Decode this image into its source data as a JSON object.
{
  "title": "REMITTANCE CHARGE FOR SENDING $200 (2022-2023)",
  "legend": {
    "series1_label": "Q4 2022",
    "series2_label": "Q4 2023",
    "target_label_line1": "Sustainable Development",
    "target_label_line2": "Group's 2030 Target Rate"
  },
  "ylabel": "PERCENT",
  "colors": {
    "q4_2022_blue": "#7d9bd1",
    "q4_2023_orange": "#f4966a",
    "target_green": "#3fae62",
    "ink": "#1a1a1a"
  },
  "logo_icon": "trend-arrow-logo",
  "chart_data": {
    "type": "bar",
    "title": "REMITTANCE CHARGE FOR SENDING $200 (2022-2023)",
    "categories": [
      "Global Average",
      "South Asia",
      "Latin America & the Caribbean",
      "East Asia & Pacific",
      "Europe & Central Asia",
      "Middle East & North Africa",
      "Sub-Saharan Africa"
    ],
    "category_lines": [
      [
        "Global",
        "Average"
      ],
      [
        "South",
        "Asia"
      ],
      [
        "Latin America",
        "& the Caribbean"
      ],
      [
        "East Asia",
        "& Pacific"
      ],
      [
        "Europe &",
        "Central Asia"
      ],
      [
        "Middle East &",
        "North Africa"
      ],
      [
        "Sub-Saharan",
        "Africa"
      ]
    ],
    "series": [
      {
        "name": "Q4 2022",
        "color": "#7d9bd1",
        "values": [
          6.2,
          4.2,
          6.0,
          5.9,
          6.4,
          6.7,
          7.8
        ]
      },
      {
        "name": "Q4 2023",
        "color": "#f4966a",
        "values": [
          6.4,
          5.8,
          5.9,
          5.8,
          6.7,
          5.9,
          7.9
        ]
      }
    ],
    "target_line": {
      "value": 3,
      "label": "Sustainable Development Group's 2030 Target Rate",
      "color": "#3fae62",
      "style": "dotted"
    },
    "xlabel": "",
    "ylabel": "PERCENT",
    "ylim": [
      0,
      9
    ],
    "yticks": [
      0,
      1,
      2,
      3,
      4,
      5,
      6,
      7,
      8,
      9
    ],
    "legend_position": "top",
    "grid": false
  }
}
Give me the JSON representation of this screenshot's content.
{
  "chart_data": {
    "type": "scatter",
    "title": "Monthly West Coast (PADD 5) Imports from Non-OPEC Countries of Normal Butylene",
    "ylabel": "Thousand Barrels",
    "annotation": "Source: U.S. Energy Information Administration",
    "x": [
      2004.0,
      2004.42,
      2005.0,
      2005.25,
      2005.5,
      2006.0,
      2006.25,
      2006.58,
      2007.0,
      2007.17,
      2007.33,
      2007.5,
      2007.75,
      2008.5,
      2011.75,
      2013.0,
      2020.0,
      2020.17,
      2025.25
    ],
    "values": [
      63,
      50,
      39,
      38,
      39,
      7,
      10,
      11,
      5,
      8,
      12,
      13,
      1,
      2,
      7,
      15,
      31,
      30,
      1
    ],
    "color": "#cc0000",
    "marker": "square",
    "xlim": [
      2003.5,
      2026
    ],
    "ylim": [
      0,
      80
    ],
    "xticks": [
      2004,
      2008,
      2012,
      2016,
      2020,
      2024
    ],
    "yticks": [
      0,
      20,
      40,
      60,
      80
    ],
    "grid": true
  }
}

━━━━━━━━━━━━━━━━

[TASK]:
Copy each line of the records above that carries the word "Latin".

[OUTPUT FOR THIS EXERCISE]:
      "Latin America & the Caribbean",
        "Latin America",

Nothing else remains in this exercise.